● WHAT THE TASK REQUIRES
Look through the data below. Show each line where the string "this" occurs.

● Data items
----------
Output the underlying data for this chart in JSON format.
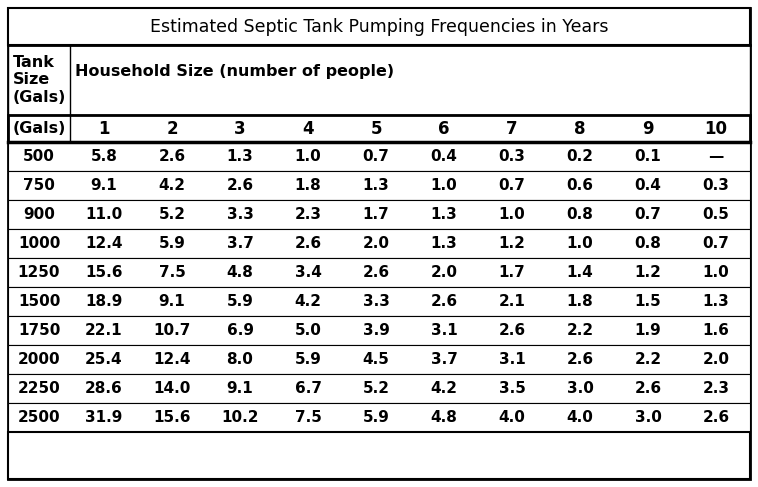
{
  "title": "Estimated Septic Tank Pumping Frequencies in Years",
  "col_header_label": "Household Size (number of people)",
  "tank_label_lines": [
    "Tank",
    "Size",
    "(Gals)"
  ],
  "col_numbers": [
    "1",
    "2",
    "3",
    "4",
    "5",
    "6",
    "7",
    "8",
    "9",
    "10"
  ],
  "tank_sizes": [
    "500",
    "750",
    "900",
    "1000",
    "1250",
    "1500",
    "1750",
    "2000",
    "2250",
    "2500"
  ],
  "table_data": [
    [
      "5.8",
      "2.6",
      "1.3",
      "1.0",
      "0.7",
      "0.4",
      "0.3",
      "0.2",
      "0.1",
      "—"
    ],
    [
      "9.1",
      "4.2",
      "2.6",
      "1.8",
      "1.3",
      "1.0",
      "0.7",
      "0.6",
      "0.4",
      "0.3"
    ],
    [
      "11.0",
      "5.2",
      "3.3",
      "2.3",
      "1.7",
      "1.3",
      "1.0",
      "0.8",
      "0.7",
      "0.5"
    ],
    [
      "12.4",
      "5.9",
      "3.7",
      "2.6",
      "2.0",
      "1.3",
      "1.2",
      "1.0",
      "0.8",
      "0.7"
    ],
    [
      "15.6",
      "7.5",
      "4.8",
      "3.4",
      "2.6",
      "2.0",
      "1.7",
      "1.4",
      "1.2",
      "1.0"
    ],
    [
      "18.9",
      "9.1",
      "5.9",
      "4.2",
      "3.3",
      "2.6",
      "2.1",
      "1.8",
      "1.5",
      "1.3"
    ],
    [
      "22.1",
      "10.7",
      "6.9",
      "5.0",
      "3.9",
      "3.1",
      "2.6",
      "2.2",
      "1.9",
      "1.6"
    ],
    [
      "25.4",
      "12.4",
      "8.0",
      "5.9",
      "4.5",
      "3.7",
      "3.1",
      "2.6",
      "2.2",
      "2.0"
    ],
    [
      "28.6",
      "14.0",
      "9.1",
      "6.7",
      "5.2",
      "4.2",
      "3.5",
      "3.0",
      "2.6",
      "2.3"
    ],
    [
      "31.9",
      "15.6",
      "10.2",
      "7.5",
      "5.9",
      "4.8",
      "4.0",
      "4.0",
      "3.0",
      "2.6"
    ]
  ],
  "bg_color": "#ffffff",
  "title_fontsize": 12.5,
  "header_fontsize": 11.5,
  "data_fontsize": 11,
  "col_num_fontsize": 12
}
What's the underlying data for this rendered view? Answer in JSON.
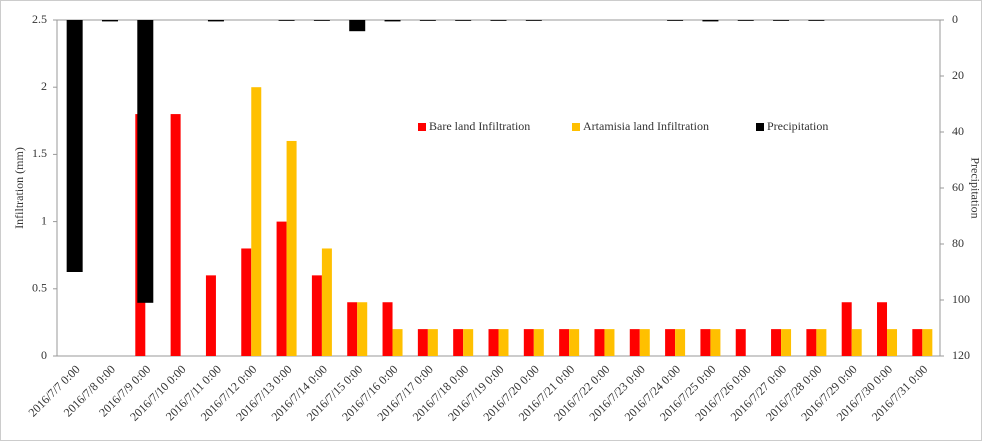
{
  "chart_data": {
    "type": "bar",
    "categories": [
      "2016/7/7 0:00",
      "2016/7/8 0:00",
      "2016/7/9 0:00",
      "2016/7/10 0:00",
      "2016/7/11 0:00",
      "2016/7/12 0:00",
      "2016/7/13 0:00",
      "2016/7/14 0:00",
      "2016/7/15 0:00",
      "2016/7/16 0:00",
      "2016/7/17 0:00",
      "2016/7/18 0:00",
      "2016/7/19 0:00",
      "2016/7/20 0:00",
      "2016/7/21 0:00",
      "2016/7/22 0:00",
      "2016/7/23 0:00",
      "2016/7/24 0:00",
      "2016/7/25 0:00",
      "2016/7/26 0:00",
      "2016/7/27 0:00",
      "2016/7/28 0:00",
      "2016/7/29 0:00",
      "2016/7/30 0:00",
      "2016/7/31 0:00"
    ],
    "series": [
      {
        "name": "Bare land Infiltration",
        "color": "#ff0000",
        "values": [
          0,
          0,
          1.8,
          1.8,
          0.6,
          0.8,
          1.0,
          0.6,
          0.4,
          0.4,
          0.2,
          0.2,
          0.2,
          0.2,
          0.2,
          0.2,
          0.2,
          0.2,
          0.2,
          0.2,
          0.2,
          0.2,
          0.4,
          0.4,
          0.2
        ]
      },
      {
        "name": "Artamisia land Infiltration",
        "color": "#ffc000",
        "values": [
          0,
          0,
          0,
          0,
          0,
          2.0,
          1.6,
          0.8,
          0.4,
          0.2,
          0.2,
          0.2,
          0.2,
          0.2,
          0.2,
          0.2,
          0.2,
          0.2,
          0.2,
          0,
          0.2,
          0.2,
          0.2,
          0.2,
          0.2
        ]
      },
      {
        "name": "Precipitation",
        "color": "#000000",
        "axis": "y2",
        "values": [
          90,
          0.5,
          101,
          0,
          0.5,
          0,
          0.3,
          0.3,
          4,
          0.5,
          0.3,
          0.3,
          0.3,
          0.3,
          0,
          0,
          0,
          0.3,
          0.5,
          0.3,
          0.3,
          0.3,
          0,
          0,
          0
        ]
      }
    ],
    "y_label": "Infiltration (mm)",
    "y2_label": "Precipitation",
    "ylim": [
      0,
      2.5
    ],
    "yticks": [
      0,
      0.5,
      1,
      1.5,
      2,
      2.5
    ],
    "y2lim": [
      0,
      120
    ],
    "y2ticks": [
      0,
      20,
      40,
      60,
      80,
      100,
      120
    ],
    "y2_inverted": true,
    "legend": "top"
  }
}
----------
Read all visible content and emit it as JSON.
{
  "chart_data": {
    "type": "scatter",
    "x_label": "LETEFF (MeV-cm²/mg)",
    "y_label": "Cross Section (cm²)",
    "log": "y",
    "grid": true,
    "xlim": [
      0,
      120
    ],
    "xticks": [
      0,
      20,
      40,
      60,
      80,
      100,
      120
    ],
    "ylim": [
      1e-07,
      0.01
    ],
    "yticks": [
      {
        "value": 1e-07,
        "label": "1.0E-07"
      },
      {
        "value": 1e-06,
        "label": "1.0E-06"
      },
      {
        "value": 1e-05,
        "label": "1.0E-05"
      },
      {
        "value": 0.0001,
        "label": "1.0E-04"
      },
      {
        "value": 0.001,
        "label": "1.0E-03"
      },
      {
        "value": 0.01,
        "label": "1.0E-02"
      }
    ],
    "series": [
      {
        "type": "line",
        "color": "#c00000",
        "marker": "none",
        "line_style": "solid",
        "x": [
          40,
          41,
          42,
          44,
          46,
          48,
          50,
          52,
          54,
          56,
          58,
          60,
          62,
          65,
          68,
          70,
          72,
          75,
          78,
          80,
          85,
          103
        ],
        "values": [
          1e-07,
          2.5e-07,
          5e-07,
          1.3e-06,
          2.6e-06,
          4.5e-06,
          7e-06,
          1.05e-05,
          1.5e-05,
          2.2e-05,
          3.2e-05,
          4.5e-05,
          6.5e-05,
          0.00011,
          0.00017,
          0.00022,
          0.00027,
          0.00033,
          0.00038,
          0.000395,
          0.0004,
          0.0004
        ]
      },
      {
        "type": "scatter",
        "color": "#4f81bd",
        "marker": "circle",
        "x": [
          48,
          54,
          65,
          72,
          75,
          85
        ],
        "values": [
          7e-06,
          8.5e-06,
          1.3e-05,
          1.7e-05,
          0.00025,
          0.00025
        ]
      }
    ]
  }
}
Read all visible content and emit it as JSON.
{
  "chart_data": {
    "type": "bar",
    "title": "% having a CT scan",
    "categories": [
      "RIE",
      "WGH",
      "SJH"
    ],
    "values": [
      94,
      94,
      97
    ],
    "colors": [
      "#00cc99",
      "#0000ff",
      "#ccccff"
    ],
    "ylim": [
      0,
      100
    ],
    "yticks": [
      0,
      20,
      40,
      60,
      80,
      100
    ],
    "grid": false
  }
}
----------
● WORKED SOLUTION
Output the underlying data for this chart in JSON format.
What's the underlying data for this rendered view? Answer in JSON.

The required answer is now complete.